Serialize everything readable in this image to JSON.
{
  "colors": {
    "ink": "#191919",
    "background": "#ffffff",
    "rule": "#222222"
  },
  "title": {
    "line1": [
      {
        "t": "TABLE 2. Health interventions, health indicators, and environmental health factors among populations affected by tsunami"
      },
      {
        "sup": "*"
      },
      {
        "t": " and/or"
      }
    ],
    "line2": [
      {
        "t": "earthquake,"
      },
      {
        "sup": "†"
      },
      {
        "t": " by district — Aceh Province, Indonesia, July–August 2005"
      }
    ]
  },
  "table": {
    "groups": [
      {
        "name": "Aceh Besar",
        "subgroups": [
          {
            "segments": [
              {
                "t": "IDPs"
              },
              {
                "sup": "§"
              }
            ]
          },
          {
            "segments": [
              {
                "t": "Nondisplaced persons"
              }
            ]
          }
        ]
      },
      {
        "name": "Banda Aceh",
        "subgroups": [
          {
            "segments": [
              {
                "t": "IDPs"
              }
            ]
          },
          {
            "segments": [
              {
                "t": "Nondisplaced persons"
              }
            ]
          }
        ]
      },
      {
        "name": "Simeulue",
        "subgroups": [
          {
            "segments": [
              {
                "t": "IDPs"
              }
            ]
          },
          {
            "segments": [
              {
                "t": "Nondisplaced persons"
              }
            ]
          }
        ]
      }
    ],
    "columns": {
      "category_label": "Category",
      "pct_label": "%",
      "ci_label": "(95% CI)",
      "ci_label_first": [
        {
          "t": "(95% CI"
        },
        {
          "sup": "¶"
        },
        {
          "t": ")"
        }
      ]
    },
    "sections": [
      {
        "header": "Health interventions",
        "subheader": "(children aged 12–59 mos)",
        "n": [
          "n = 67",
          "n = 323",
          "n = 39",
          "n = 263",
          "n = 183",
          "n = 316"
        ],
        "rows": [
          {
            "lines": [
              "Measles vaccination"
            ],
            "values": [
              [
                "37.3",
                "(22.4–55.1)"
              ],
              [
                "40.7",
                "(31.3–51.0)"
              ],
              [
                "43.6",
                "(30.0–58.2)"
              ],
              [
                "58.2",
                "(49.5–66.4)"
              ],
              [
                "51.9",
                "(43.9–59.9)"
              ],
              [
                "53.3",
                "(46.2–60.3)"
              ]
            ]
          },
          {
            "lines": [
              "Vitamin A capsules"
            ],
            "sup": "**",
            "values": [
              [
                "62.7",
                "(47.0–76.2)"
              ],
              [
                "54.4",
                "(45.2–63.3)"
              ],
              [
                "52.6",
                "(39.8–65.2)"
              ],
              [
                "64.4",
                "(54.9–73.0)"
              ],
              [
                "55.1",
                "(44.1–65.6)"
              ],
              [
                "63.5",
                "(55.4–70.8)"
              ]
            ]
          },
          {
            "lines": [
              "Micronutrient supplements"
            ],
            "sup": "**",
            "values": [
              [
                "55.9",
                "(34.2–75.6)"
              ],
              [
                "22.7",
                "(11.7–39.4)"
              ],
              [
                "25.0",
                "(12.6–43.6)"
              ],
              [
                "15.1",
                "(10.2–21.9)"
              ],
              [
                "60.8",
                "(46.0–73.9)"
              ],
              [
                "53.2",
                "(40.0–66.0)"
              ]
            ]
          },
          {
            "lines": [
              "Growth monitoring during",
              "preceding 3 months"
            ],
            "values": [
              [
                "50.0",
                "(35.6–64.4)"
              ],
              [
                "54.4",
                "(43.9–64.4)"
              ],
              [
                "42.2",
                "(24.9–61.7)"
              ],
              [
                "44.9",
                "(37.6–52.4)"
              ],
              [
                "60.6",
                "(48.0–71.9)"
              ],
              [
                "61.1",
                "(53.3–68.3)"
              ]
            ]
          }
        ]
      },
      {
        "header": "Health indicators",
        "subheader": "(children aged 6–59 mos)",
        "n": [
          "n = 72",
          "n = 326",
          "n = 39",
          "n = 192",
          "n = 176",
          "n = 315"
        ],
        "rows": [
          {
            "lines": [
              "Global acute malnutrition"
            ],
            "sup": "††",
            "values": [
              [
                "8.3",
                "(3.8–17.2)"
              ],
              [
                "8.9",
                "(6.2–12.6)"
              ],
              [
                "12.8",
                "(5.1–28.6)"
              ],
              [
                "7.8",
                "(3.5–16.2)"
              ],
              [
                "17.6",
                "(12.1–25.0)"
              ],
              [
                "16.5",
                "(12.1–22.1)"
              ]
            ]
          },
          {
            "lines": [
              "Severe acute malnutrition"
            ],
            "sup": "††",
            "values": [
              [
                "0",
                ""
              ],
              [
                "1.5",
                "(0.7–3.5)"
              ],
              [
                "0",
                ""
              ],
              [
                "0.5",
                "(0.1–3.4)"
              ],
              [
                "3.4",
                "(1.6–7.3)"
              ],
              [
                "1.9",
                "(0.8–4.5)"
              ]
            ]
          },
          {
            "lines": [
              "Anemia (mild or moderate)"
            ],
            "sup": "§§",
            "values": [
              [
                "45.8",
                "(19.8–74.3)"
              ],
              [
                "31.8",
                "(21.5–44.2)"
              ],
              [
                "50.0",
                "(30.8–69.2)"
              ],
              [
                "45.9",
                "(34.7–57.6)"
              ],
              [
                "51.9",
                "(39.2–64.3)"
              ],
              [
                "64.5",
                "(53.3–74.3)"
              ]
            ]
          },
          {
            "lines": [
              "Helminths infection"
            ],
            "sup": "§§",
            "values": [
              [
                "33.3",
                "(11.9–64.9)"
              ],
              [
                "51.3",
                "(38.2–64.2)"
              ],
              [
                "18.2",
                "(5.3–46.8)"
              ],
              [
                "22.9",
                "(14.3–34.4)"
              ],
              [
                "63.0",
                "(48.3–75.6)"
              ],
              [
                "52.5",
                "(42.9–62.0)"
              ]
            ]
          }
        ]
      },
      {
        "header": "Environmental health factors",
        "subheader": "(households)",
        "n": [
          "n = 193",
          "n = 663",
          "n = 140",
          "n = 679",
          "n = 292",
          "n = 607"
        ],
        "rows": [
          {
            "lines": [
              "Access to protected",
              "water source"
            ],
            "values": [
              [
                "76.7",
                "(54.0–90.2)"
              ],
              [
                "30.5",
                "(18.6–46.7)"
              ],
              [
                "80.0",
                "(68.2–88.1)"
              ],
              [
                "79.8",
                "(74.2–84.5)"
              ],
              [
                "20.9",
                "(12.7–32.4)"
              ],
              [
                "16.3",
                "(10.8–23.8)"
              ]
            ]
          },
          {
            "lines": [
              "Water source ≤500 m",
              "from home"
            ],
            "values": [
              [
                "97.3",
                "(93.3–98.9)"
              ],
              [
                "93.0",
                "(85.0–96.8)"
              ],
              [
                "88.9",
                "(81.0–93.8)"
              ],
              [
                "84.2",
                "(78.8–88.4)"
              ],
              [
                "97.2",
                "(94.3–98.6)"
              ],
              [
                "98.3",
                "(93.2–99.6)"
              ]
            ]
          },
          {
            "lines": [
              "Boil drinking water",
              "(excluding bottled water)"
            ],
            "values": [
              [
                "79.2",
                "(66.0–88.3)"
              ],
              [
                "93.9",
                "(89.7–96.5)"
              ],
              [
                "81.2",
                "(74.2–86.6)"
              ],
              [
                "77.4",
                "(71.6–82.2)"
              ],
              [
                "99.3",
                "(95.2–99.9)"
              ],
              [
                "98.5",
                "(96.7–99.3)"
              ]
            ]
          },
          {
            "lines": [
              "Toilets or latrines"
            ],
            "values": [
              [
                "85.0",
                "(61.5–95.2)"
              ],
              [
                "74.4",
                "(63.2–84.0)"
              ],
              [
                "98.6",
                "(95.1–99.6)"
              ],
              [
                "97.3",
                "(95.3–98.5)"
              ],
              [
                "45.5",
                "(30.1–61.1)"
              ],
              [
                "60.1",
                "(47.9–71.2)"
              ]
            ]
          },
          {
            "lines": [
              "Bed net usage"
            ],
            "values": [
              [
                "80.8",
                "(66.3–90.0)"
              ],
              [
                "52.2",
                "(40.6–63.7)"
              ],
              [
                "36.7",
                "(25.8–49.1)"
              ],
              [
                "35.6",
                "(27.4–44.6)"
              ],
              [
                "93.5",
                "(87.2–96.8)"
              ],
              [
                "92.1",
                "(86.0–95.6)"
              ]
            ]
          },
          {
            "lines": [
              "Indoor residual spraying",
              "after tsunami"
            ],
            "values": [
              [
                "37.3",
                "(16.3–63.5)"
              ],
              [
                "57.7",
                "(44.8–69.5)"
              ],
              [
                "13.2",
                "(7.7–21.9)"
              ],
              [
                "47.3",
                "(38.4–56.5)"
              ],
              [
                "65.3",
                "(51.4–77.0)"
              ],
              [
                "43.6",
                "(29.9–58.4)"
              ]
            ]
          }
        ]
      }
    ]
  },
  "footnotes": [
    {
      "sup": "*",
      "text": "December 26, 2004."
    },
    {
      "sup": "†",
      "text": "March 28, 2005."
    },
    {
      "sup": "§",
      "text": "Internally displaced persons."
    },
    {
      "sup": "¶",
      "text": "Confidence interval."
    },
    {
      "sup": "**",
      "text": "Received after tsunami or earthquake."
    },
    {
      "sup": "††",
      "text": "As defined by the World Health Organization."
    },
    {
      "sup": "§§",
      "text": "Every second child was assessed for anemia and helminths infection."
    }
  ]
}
────────────────────
> **Instruction**: Tally the lines in these entries that have the string "indicators" in them, then answer with the count and nothing else.

> **Written answer**: 2